▶ PROVIDED RECORDS
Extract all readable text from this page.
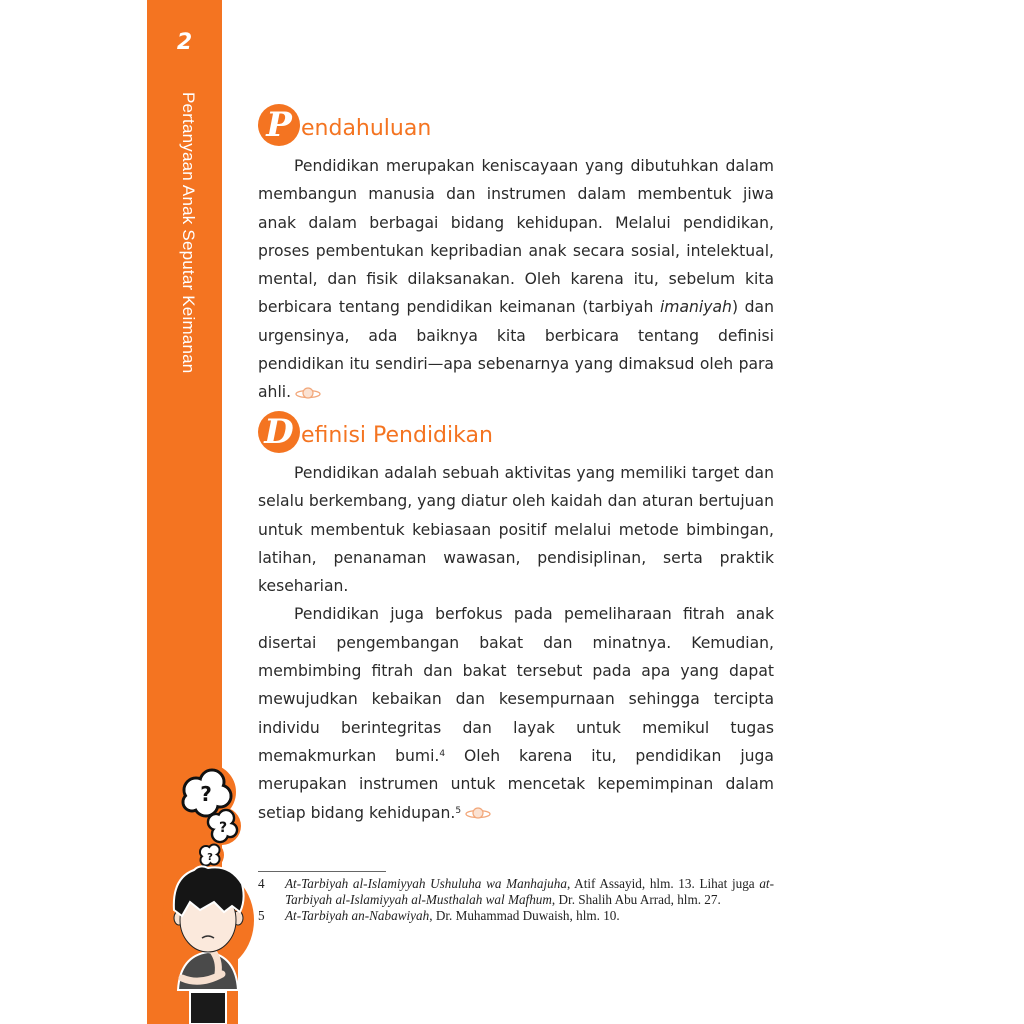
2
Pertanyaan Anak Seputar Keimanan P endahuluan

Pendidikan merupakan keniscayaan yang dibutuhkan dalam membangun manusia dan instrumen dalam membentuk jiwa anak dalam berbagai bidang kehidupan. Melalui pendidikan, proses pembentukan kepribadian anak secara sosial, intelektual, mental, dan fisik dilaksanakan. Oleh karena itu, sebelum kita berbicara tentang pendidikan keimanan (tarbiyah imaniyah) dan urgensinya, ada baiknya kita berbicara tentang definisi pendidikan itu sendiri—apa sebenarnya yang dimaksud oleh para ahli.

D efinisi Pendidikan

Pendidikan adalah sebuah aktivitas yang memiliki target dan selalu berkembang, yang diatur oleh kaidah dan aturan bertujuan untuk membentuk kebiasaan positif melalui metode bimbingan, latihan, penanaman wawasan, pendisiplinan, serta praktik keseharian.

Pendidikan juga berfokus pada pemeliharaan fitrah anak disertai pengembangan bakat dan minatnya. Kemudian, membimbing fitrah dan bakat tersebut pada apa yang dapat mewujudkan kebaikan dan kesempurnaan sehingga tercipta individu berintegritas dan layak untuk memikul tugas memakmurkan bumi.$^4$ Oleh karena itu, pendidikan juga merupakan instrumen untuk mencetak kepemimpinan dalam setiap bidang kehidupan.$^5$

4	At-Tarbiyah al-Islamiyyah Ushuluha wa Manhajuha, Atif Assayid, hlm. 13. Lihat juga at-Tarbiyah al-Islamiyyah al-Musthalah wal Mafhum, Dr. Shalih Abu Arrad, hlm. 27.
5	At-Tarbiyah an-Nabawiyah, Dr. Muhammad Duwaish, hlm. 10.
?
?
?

▶ PROBLEM STATEMENT
Repeat the data word for word. Images are not part of the copy.

▶ OUTPUT FOR THIS EXERCISE
Extract all readable text from this page.
2
Pertanyaan Anak Seputar Keimanan P endahuluan

Pendidikan merupakan keniscayaan yang dibutuhkan dalam membangun manusia dan instrumen dalam membentuk jiwa anak dalam berbagai bidang kehidupan. Melalui pendidikan, proses pembentukan kepribadian anak secara sosial, intelektual, mental, dan fisik dilaksanakan. Oleh karena itu, sebelum kita berbicara tentang pendidikan keimanan (tarbiyah imaniyah) dan urgensinya, ada baiknya kita berbicara tentang definisi pendidikan itu sendiri—apa sebenarnya yang dimaksud oleh para ahli.

D efinisi Pendidikan

Pendidikan adalah sebuah aktivitas yang memiliki target dan selalu berkembang, yang diatur oleh kaidah dan aturan bertujuan untuk membentuk kebiasaan positif melalui metode bimbingan, latihan, penanaman wawasan, pendisiplinan, serta praktik keseharian.

Pendidikan juga berfokus pada pemeliharaan fitrah anak disertai pengembangan bakat dan minatnya. Kemudian, membimbing fitrah dan bakat tersebut pada apa yang dapat mewujudkan kebaikan dan kesempurnaan sehingga tercipta individu berintegritas dan layak untuk memikul tugas memakmurkan bumi.$^4$ Oleh karena itu, pendidikan juga merupakan instrumen untuk mencetak kepemimpinan dalam setiap bidang kehidupan.$^5$

4	At-Tarbiyah al-Islamiyyah Ushuluha wa Manhajuha, Atif Assayid, hlm. 13. Lihat juga at-Tarbiyah al-Islamiyyah al-Musthalah wal Mafhum, Dr. Shalih Abu Arrad, hlm. 27.
5	At-Tarbiyah an-Nabawiyah, Dr. Muhammad Duwaish, hlm. 10.
?
?
?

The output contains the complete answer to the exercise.